[A block of data]
>> BEGIN
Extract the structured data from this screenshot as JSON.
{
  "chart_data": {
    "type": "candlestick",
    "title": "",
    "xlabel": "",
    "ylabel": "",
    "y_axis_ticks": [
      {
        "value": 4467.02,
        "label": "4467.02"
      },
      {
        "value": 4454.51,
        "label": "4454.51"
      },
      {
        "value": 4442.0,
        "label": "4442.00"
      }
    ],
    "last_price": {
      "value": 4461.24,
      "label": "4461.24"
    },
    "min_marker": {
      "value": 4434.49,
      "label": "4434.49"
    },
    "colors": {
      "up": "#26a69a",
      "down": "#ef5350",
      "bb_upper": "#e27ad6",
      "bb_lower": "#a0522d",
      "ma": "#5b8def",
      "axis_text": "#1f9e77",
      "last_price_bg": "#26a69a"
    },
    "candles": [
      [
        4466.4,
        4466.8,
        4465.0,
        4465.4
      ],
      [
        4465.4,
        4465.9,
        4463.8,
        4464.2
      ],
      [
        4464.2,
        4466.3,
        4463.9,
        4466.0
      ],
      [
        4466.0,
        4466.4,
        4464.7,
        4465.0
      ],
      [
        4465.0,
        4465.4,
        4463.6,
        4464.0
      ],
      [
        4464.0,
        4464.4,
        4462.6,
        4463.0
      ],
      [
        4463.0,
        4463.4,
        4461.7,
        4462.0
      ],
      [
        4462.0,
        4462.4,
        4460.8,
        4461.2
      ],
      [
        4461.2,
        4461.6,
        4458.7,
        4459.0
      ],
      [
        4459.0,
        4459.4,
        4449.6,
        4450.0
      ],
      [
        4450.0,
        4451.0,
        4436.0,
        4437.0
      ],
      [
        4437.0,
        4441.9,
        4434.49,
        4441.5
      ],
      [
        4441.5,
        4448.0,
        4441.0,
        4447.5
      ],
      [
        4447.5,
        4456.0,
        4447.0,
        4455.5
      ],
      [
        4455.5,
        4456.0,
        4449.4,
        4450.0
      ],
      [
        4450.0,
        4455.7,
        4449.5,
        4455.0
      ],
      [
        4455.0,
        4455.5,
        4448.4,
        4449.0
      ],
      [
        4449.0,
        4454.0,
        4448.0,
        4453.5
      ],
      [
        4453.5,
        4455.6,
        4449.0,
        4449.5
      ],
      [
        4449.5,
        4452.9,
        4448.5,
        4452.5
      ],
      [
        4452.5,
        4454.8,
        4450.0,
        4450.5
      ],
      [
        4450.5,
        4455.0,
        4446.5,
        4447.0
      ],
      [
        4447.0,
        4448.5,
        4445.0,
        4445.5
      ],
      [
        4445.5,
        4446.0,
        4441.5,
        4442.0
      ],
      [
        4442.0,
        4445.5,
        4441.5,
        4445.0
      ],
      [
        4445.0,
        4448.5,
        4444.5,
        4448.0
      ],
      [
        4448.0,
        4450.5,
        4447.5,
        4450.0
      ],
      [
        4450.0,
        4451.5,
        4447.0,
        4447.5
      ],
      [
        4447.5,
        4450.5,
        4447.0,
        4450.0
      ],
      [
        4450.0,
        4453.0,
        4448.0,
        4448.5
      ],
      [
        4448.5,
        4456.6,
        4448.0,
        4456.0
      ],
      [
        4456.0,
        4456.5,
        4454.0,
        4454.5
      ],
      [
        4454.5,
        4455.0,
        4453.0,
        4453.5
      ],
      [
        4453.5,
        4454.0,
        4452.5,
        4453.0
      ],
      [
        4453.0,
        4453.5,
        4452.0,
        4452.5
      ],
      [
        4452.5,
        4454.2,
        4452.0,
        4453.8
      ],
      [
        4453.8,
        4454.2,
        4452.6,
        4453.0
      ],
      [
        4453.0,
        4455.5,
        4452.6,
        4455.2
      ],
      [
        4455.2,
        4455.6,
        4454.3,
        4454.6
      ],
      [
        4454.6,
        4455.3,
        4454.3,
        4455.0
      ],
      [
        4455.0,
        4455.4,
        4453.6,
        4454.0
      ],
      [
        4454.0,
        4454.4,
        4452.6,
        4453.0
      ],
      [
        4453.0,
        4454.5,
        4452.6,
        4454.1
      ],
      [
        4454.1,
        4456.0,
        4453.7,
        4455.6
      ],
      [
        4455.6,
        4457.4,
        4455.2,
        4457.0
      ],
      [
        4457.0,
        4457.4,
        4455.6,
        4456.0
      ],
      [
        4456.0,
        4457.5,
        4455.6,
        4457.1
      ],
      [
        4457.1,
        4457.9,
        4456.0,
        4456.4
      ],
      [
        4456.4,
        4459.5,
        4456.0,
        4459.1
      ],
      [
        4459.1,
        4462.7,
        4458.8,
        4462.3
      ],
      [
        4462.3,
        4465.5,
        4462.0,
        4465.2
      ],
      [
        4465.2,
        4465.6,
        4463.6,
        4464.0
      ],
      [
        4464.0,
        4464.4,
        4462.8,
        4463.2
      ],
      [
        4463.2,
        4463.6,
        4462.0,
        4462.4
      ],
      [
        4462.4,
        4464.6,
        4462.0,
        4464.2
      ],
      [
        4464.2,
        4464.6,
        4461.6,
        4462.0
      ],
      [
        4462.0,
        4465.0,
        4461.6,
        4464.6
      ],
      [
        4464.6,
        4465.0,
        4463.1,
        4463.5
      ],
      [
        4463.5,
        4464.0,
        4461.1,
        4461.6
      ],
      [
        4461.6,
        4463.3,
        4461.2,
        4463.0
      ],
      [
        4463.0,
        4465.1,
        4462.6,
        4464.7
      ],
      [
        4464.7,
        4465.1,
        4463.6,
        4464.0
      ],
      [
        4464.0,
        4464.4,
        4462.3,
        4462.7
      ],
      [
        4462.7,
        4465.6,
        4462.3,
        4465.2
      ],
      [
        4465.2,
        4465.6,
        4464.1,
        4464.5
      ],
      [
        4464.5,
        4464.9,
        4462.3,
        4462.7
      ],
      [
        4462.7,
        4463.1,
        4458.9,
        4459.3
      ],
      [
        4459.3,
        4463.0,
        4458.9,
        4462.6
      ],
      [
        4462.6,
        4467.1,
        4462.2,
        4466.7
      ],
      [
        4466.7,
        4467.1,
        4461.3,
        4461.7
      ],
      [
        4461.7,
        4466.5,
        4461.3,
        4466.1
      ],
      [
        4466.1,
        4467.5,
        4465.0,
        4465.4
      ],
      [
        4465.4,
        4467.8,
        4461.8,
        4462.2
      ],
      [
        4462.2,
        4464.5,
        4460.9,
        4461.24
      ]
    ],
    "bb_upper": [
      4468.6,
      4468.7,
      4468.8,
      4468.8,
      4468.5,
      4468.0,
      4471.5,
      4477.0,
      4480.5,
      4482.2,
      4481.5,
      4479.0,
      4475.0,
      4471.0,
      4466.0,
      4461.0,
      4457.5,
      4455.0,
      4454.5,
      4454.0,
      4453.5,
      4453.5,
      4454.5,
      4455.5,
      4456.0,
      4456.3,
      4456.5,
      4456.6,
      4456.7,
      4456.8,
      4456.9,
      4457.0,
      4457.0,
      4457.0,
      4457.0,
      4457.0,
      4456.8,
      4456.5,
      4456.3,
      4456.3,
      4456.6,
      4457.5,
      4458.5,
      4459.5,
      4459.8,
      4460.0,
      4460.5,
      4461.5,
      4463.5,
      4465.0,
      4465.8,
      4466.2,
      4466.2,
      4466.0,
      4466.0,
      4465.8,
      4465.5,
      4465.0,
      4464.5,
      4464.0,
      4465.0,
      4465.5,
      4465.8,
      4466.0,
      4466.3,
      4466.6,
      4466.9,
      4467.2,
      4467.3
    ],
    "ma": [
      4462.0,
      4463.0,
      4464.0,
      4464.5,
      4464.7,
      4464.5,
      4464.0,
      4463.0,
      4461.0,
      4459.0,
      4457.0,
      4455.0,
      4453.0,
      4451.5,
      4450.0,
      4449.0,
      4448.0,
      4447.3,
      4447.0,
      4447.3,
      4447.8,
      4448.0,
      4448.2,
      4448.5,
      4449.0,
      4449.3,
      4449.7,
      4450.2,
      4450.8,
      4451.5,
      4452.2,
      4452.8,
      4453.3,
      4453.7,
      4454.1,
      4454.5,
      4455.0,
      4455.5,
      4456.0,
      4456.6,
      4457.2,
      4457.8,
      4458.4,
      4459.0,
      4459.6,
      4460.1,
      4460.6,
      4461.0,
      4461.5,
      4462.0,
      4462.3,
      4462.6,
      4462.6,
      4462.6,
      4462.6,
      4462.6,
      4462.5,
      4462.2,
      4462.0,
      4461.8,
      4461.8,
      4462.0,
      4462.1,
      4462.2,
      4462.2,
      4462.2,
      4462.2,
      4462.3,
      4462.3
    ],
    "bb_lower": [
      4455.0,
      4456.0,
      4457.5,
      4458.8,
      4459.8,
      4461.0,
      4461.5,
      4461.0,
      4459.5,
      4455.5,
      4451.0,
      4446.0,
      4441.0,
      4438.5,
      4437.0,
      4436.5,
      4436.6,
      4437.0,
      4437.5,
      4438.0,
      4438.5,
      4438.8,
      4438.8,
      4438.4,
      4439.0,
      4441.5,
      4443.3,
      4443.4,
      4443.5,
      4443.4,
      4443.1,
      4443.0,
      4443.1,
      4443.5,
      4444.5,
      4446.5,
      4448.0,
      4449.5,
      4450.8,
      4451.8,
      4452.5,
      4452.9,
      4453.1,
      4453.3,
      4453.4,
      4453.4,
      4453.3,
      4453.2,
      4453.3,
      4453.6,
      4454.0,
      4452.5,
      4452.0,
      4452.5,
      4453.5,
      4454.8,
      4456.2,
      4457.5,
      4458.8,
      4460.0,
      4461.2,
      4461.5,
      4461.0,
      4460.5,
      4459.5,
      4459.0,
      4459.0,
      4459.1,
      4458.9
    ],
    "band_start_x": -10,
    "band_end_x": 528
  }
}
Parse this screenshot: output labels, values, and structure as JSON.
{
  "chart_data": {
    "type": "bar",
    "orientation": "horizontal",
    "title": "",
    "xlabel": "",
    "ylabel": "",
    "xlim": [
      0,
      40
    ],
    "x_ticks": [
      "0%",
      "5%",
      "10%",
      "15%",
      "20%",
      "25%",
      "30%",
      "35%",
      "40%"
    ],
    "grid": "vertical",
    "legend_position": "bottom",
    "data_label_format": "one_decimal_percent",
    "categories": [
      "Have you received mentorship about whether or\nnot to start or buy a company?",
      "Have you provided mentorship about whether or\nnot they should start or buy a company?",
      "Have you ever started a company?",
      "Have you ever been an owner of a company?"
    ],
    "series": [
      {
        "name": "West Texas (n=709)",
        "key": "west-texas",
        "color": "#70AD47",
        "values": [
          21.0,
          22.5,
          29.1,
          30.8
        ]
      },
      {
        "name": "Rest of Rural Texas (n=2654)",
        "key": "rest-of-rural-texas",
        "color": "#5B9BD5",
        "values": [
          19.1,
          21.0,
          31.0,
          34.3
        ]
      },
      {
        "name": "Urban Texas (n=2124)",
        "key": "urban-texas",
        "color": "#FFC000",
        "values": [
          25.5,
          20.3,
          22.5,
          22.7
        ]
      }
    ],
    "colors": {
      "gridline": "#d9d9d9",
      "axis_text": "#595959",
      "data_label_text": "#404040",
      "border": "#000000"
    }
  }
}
>> END
REQUEST:
Copy each line from the data above that includes "this".

EXERCISE SOLUTION:
Extract the structured data from this screenshot as JSON.
Parse this screenshot: output labels, values, and structure as JSON.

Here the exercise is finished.